Reproduce the records below exactly, leaving out any pictures.

§ §

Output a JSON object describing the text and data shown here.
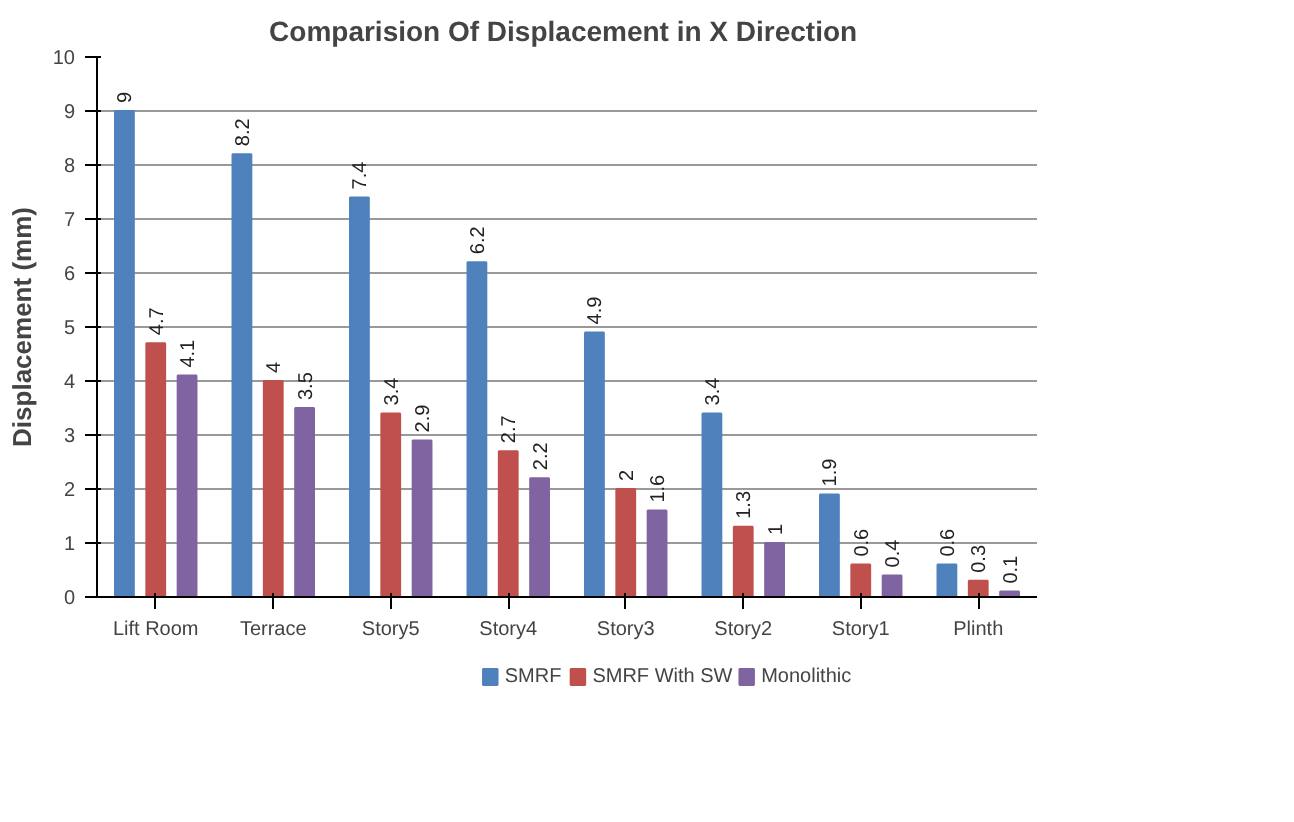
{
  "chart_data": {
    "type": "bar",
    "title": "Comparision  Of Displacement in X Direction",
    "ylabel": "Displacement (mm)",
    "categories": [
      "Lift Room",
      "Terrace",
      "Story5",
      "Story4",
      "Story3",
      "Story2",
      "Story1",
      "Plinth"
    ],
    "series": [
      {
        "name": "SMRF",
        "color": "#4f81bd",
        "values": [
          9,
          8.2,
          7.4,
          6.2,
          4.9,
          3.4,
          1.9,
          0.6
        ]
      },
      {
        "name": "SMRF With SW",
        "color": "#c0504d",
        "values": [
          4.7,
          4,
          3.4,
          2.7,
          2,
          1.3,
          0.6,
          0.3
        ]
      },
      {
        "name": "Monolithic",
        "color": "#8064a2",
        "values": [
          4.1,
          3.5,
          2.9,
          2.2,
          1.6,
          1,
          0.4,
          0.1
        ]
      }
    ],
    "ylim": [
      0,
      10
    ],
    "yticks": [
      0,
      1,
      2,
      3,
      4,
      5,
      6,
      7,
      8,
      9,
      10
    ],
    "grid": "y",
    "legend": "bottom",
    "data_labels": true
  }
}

§ §

» Written answer
Output a JSON object describing the text and data shown here.
{
  "chart_data": {
    "type": "bar",
    "title": "Comparision  Of Displacement in X Direction",
    "ylabel": "Displacement (mm)",
    "categories": [
      "Lift Room",
      "Terrace",
      "Story5",
      "Story4",
      "Story3",
      "Story2",
      "Story1",
      "Plinth"
    ],
    "series": [
      {
        "name": "SMRF",
        "color": "#4f81bd",
        "values": [
          9,
          8.2,
          7.4,
          6.2,
          4.9,
          3.4,
          1.9,
          0.6
        ]
      },
      {
        "name": "SMRF With SW",
        "color": "#c0504d",
        "values": [
          4.7,
          4,
          3.4,
          2.7,
          2,
          1.3,
          0.6,
          0.3
        ]
      },
      {
        "name": "Monolithic",
        "color": "#8064a2",
        "values": [
          4.1,
          3.5,
          2.9,
          2.2,
          1.6,
          1,
          0.4,
          0.1
        ]
      }
    ],
    "ylim": [
      0,
      10
    ],
    "yticks": [
      0,
      1,
      2,
      3,
      4,
      5,
      6,
      7,
      8,
      9,
      10
    ],
    "grid": "y",
    "legend": "bottom",
    "data_labels": true
  }
}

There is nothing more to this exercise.